* BEGIN *

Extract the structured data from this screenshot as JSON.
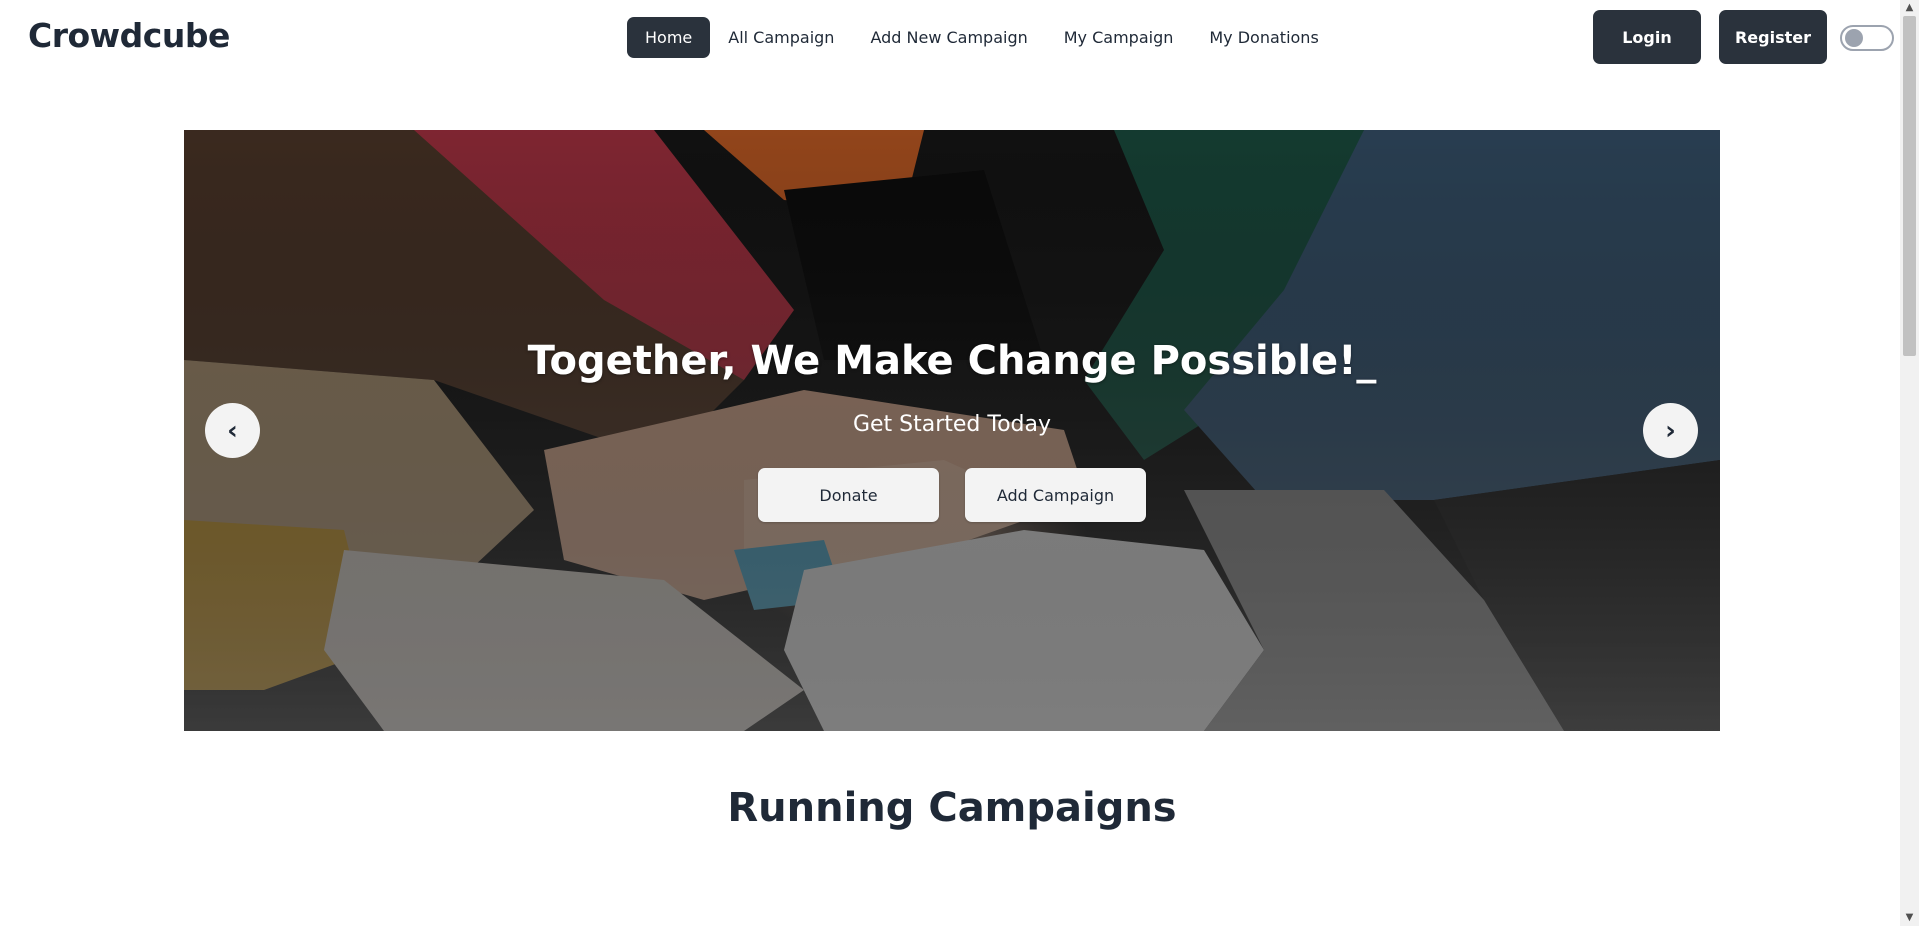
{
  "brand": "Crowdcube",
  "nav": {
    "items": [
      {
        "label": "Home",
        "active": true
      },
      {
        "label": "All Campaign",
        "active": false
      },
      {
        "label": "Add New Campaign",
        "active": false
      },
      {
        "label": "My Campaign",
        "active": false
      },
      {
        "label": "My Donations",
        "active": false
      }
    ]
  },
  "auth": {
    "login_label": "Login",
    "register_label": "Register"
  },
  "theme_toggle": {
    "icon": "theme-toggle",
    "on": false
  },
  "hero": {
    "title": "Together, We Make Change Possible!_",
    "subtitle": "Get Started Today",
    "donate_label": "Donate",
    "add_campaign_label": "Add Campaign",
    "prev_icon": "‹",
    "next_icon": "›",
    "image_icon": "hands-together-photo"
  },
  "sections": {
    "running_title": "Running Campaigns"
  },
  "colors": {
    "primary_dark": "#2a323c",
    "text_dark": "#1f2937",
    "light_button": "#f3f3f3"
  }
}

* END *

Can you repeat every record above exactly, apart from the pictures?

Full output:
Extract the structured data from this screenshot as JSON.
{
  "brand": "Crowdcube",
  "nav": {
    "items": [
      {
        "label": "Home",
        "active": true
      },
      {
        "label": "All Campaign",
        "active": false
      },
      {
        "label": "Add New Campaign",
        "active": false
      },
      {
        "label": "My Campaign",
        "active": false
      },
      {
        "label": "My Donations",
        "active": false
      }
    ]
  },
  "auth": {
    "login_label": "Login",
    "register_label": "Register"
  },
  "theme_toggle": {
    "icon": "theme-toggle",
    "on": false
  },
  "hero": {
    "title": "Together, We Make Change Possible!_",
    "subtitle": "Get Started Today",
    "donate_label": "Donate",
    "add_campaign_label": "Add Campaign",
    "prev_icon": "‹",
    "next_icon": "›",
    "image_icon": "hands-together-photo"
  },
  "sections": {
    "running_title": "Running Campaigns"
  },
  "colors": {
    "primary_dark": "#2a323c",
    "text_dark": "#1f2937",
    "light_button": "#f3f3f3"
  }
}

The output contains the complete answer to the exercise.